To do — Without the pictures, give the entries below again exactly as written.
------ Material for this exercise
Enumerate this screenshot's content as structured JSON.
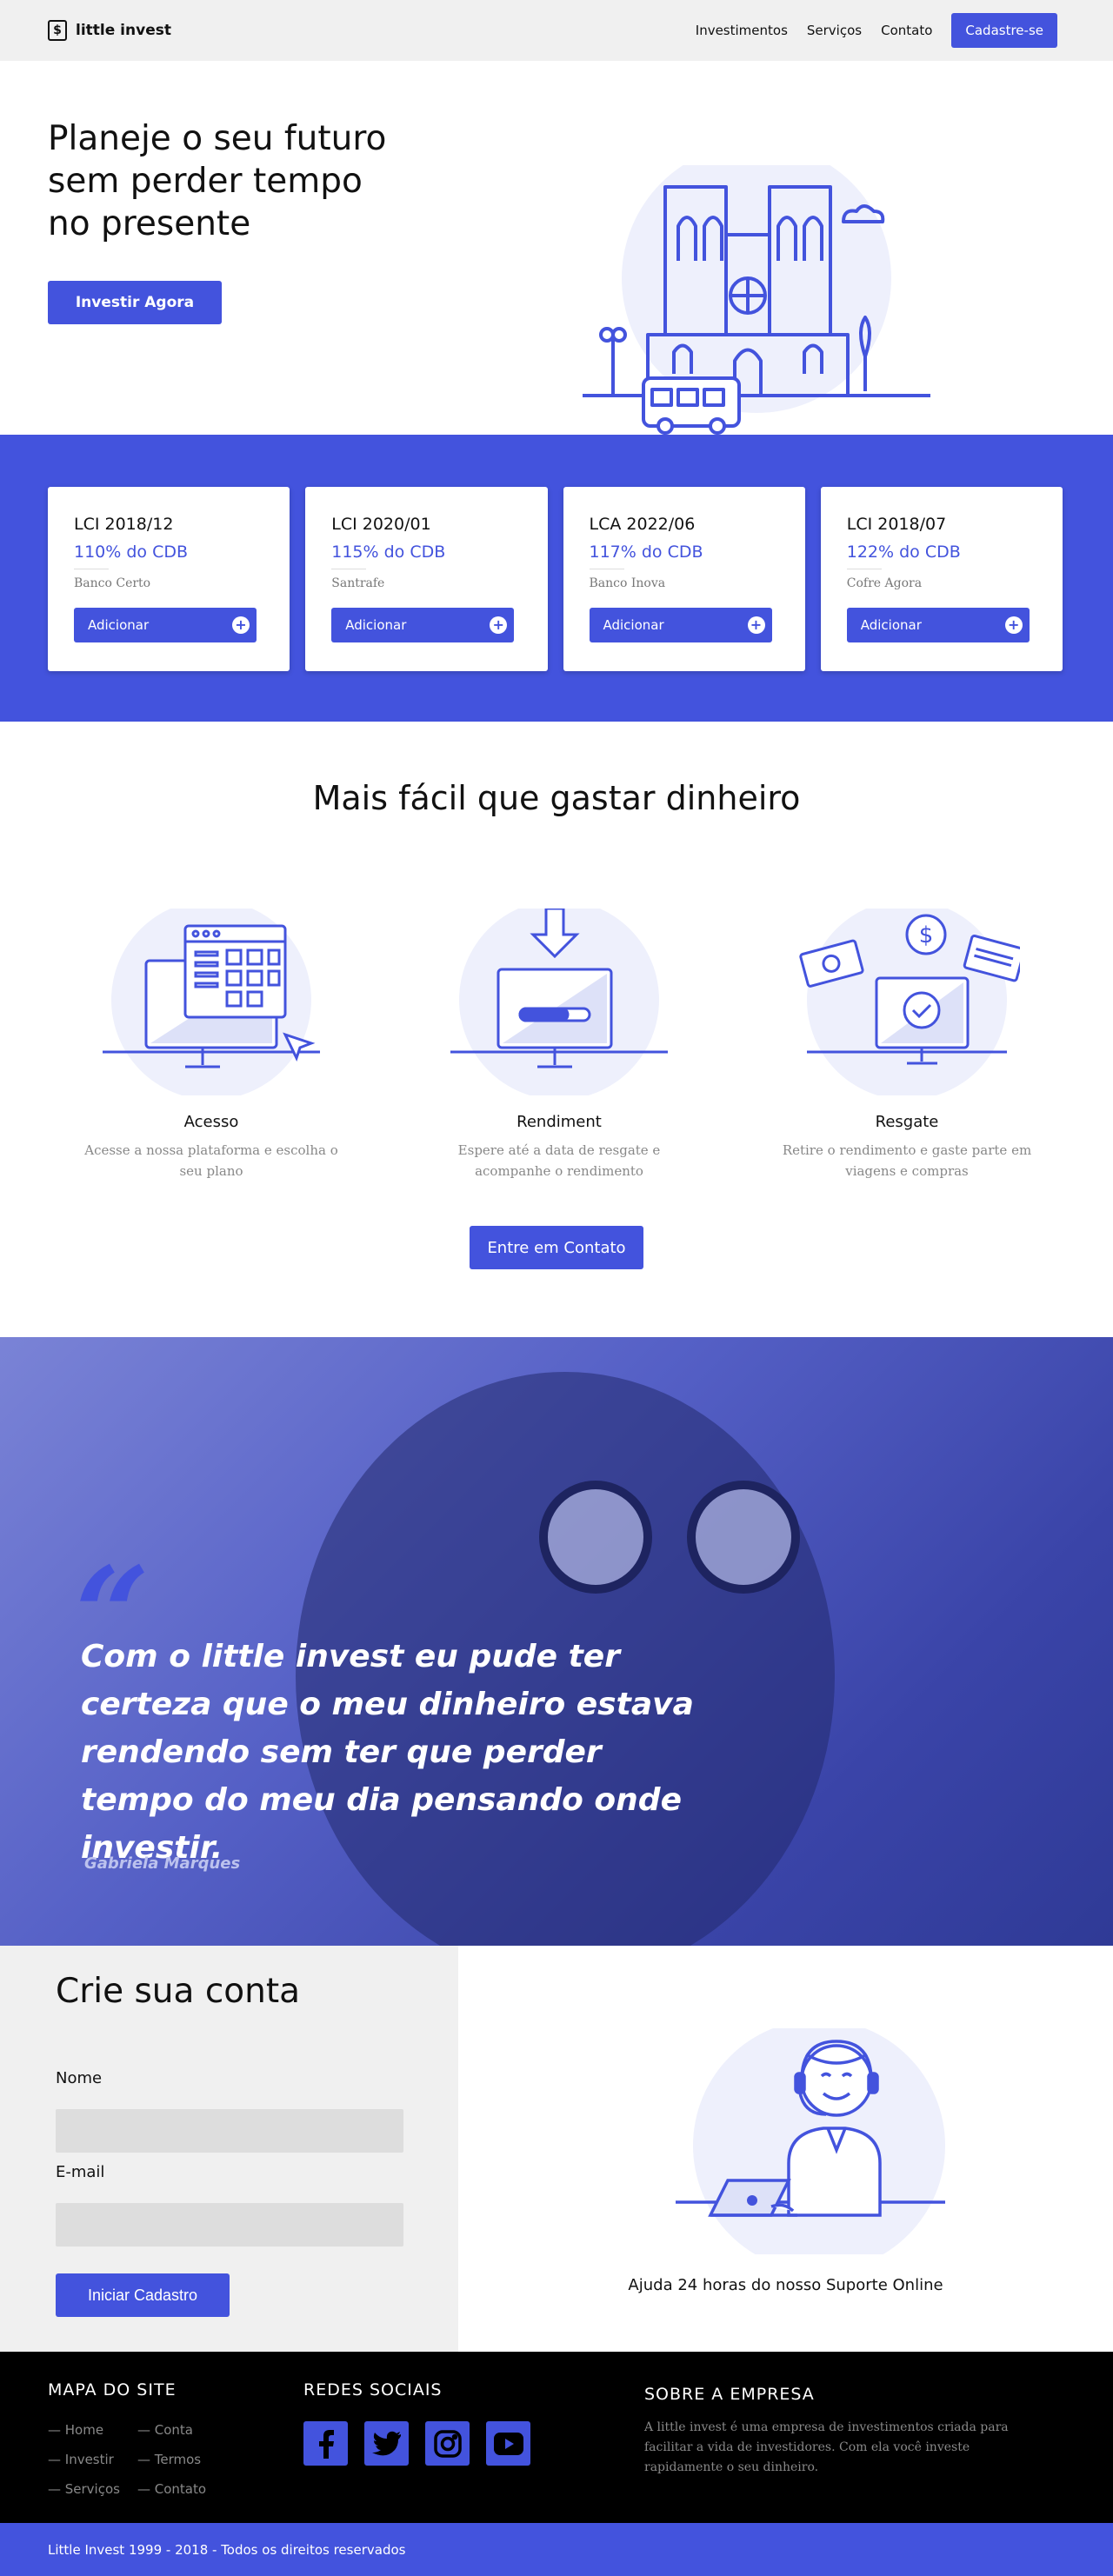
{
  "brand": {
    "logo_symbol": "$",
    "name": "little invest"
  },
  "nav": {
    "items": [
      "Investimentos",
      "Serviços",
      "Contato"
    ],
    "signup_label": "Cadastre-se"
  },
  "hero": {
    "title": "Planeje o seu futuro sem perder tempo no presente",
    "cta_label": "Investir Agora",
    "illustration": "cathedral-bus-illustration"
  },
  "offers": {
    "add_label": "Adicionar",
    "add_icon": "plus-circle-icon",
    "cards": [
      {
        "title": "LCI 2018/12",
        "rate": "110% do CDB",
        "bank": "Banco Certo"
      },
      {
        "title": "LCI 2020/01",
        "rate": "115% do CDB",
        "bank": "Santrafe"
      },
      {
        "title": "LCA 2022/06",
        "rate": "117% do CDB",
        "bank": "Banco Inova"
      },
      {
        "title": "LCI 2018/07",
        "rate": "122% do CDB",
        "bank": "Cofre Agora"
      }
    ]
  },
  "features": {
    "title": "Mais fácil que gastar dinheiro",
    "items": [
      {
        "icon": "computer-dashboard-icon",
        "title": "Acesso",
        "desc": "Acesse a nossa plataforma e escolha o seu plano"
      },
      {
        "icon": "computer-download-icon",
        "title": "Rendiment",
        "desc": "Espere até a data de resgate e acompanhe o rendimento"
      },
      {
        "icon": "computer-money-icon",
        "title": "Resgate",
        "desc": "Retire o rendimento e gaste parte em viagens e compras"
      }
    ],
    "cta_label": "Entre em Contato"
  },
  "testimonial": {
    "quote_mark": "“",
    "text": "Com o little invest eu pude ter certeza que o meu dinheiro estava rendendo sem ter que perder tempo do meu dia pensando onde investir.",
    "author": "Gabriela Marques"
  },
  "signup": {
    "title": "Crie sua conta",
    "name_label": "Nome",
    "email_label": "E-mail",
    "name_value": "",
    "email_value": "",
    "submit_label": "Iniciar Cadastro",
    "support_text": "Ajuda 24 horas do nosso Suporte Online"
  },
  "footer": {
    "sitemap_title": "MAPA DO SITE",
    "sitemap_col1": [
      "— Home",
      "— Investir",
      "— Serviços"
    ],
    "sitemap_col2": [
      "— Conta",
      "— Termos",
      "— Contato"
    ],
    "social_title": "REDES SOCIAIS",
    "socials": [
      "facebook-icon",
      "twitter-icon",
      "instagram-icon",
      "youtube-icon"
    ],
    "about_title": "SOBRE A EMPRESA",
    "about_text": "A little invest é uma empresa de investimentos criada para facilitar a vida de investidores. Com ela você investe rapidamente o seu dinheiro.",
    "copyright": "Little Invest 1999 - 2018 - Todos os direitos reservados"
  },
  "colors": {
    "accent": "#4353dd",
    "light_bg": "#f0f0f0",
    "footer_bg": "#000000"
  }
}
------------
Solution for this task —
Enumerate this screenshot's content as structured JSON.
{
  "brand": {
    "logo_symbol": "$",
    "name": "little invest"
  },
  "nav": {
    "items": [
      "Investimentos",
      "Serviços",
      "Contato"
    ],
    "signup_label": "Cadastre-se"
  },
  "hero": {
    "title": "Planeje o seu futuro sem perder tempo no presente",
    "cta_label": "Investir Agora",
    "illustration": "cathedral-bus-illustration"
  },
  "offers": {
    "add_label": "Adicionar",
    "add_icon": "plus-circle-icon",
    "cards": [
      {
        "title": "LCI 2018/12",
        "rate": "110% do CDB",
        "bank": "Banco Certo"
      },
      {
        "title": "LCI 2020/01",
        "rate": "115% do CDB",
        "bank": "Santrafe"
      },
      {
        "title": "LCA 2022/06",
        "rate": "117% do CDB",
        "bank": "Banco Inova"
      },
      {
        "title": "LCI 2018/07",
        "rate": "122% do CDB",
        "bank": "Cofre Agora"
      }
    ]
  },
  "features": {
    "title": "Mais fácil que gastar dinheiro",
    "items": [
      {
        "icon": "computer-dashboard-icon",
        "title": "Acesso",
        "desc": "Acesse a nossa plataforma e escolha o seu plano"
      },
      {
        "icon": "computer-download-icon",
        "title": "Rendiment",
        "desc": "Espere até a data de resgate e acompanhe o rendimento"
      },
      {
        "icon": "computer-money-icon",
        "title": "Resgate",
        "desc": "Retire o rendimento e gaste parte em viagens e compras"
      }
    ],
    "cta_label": "Entre em Contato"
  },
  "testimonial": {
    "quote_mark": "“",
    "text": "Com o little invest eu pude ter certeza que o meu dinheiro estava rendendo sem ter que perder tempo do meu dia pensando onde investir.",
    "author": "Gabriela Marques"
  },
  "signup": {
    "title": "Crie sua conta",
    "name_label": "Nome",
    "email_label": "E-mail",
    "name_value": "",
    "email_value": "",
    "submit_label": "Iniciar Cadastro",
    "support_text": "Ajuda 24 horas do nosso Suporte Online"
  },
  "footer": {
    "sitemap_title": "MAPA DO SITE",
    "sitemap_col1": [
      "— Home",
      "— Investir",
      "— Serviços"
    ],
    "sitemap_col2": [
      "— Conta",
      "— Termos",
      "— Contato"
    ],
    "social_title": "REDES SOCIAIS",
    "socials": [
      "facebook-icon",
      "twitter-icon",
      "instagram-icon",
      "youtube-icon"
    ],
    "about_title": "SOBRE A EMPRESA",
    "about_text": "A little invest é uma empresa de investimentos criada para facilitar a vida de investidores. Com ela você investe rapidamente o seu dinheiro.",
    "copyright": "Little Invest 1999 - 2018 - Todos os direitos reservados"
  },
  "colors": {
    "accent": "#4353dd",
    "light_bg": "#f0f0f0",
    "footer_bg": "#000000"
  }
}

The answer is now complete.